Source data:
■ ■ ■

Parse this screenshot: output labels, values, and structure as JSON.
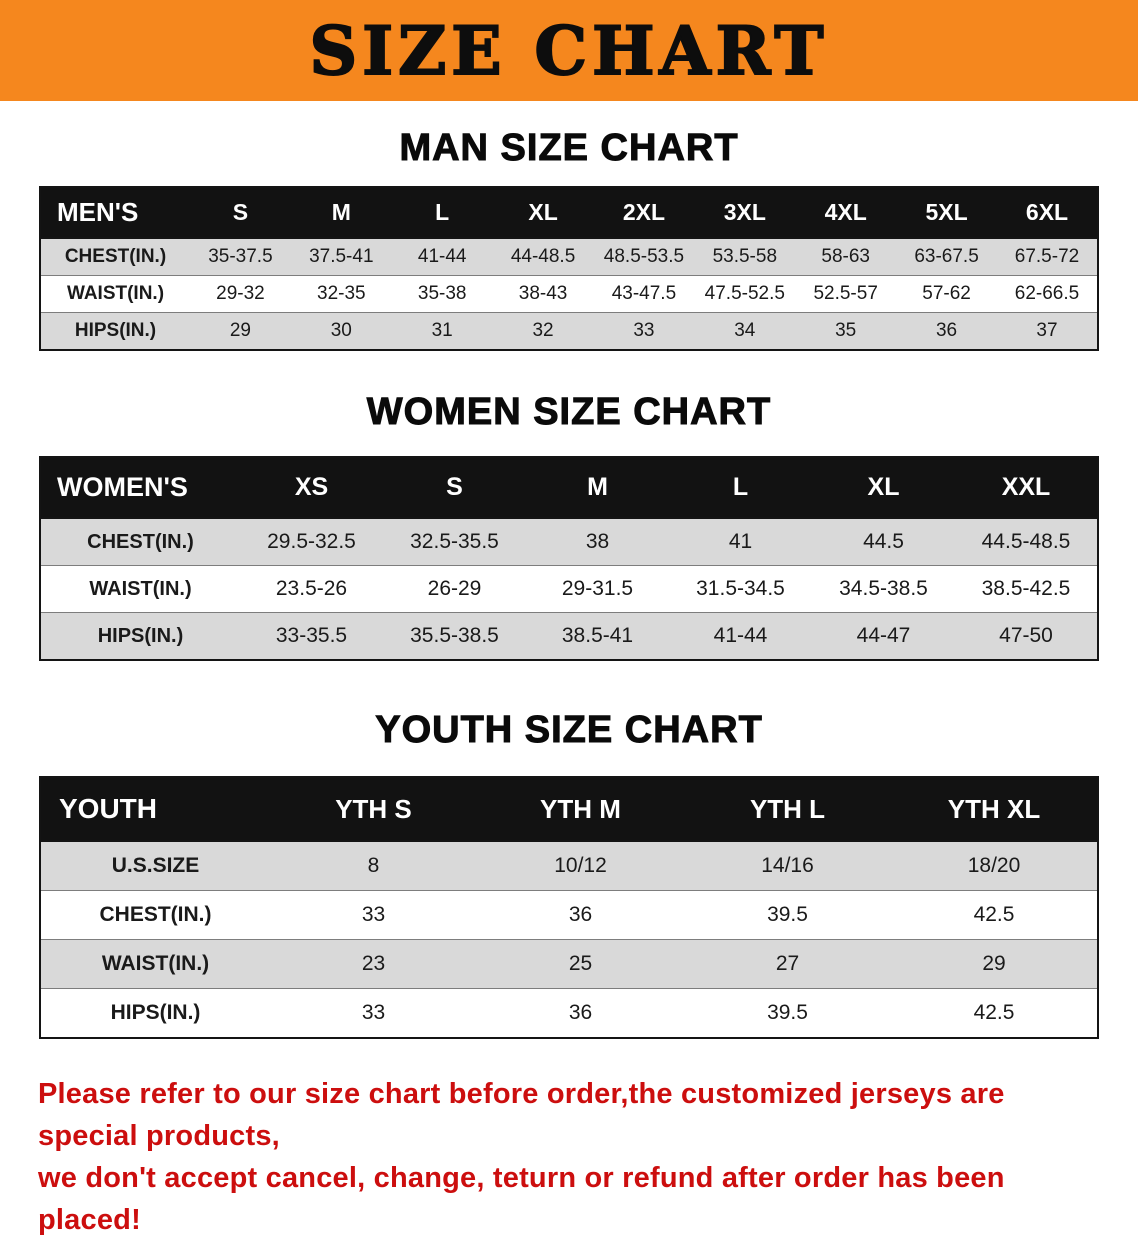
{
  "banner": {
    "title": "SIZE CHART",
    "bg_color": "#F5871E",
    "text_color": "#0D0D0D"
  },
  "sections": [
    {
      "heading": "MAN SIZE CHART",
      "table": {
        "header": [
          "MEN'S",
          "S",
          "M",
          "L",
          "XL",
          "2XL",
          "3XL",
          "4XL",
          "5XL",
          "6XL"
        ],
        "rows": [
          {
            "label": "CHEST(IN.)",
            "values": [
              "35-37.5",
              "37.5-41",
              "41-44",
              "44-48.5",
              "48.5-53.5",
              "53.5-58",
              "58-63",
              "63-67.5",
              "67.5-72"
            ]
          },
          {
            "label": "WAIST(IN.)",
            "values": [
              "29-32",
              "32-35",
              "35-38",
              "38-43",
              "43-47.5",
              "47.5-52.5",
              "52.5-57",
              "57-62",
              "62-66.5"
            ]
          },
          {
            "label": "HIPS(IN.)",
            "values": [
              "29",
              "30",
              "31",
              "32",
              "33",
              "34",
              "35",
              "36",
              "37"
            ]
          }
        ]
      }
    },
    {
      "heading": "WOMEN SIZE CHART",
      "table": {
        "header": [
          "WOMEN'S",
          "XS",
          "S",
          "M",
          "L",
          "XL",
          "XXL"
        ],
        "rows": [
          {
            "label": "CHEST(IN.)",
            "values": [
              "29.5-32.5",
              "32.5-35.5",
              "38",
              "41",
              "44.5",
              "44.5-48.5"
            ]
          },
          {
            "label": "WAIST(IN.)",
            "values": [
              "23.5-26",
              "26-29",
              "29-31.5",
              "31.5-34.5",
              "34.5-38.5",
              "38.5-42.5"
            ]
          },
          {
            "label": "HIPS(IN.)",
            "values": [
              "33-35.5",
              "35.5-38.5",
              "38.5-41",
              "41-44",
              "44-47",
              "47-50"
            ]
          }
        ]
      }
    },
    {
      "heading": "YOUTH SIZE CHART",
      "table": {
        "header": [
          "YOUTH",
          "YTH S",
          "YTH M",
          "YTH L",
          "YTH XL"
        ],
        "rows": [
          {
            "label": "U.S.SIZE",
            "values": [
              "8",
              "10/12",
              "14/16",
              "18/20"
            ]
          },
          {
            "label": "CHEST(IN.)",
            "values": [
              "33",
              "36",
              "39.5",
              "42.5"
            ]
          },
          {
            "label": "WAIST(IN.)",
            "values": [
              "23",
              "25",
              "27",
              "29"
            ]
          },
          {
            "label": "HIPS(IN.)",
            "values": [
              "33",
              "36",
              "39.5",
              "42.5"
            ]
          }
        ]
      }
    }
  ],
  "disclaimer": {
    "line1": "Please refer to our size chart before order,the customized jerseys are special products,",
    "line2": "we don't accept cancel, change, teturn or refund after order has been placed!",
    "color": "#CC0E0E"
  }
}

■ ■ ■

* **STATED PROBLEM**
Copy the records above exactly, omitting every picture.

* **COMPLETE ANSWER**
Parse this screenshot: output labels, values, and structure as JSON.
{
  "banner": {
    "title": "SIZE CHART",
    "bg_color": "#F5871E",
    "text_color": "#0D0D0D"
  },
  "sections": [
    {
      "heading": "MAN SIZE CHART",
      "table": {
        "header": [
          "MEN'S",
          "S",
          "M",
          "L",
          "XL",
          "2XL",
          "3XL",
          "4XL",
          "5XL",
          "6XL"
        ],
        "rows": [
          {
            "label": "CHEST(IN.)",
            "values": [
              "35-37.5",
              "37.5-41",
              "41-44",
              "44-48.5",
              "48.5-53.5",
              "53.5-58",
              "58-63",
              "63-67.5",
              "67.5-72"
            ]
          },
          {
            "label": "WAIST(IN.)",
            "values": [
              "29-32",
              "32-35",
              "35-38",
              "38-43",
              "43-47.5",
              "47.5-52.5",
              "52.5-57",
              "57-62",
              "62-66.5"
            ]
          },
          {
            "label": "HIPS(IN.)",
            "values": [
              "29",
              "30",
              "31",
              "32",
              "33",
              "34",
              "35",
              "36",
              "37"
            ]
          }
        ]
      }
    },
    {
      "heading": "WOMEN SIZE CHART",
      "table": {
        "header": [
          "WOMEN'S",
          "XS",
          "S",
          "M",
          "L",
          "XL",
          "XXL"
        ],
        "rows": [
          {
            "label": "CHEST(IN.)",
            "values": [
              "29.5-32.5",
              "32.5-35.5",
              "38",
              "41",
              "44.5",
              "44.5-48.5"
            ]
          },
          {
            "label": "WAIST(IN.)",
            "values": [
              "23.5-26",
              "26-29",
              "29-31.5",
              "31.5-34.5",
              "34.5-38.5",
              "38.5-42.5"
            ]
          },
          {
            "label": "HIPS(IN.)",
            "values": [
              "33-35.5",
              "35.5-38.5",
              "38.5-41",
              "41-44",
              "44-47",
              "47-50"
            ]
          }
        ]
      }
    },
    {
      "heading": "YOUTH SIZE CHART",
      "table": {
        "header": [
          "YOUTH",
          "YTH S",
          "YTH M",
          "YTH L",
          "YTH XL"
        ],
        "rows": [
          {
            "label": "U.S.SIZE",
            "values": [
              "8",
              "10/12",
              "14/16",
              "18/20"
            ]
          },
          {
            "label": "CHEST(IN.)",
            "values": [
              "33",
              "36",
              "39.5",
              "42.5"
            ]
          },
          {
            "label": "WAIST(IN.)",
            "values": [
              "23",
              "25",
              "27",
              "29"
            ]
          },
          {
            "label": "HIPS(IN.)",
            "values": [
              "33",
              "36",
              "39.5",
              "42.5"
            ]
          }
        ]
      }
    }
  ],
  "disclaimer": {
    "line1": "Please refer to our size chart before order,the customized jerseys are special products,",
    "line2": "we don't accept cancel, change, teturn or refund after order has been placed!",
    "color": "#CC0E0E"
  }
}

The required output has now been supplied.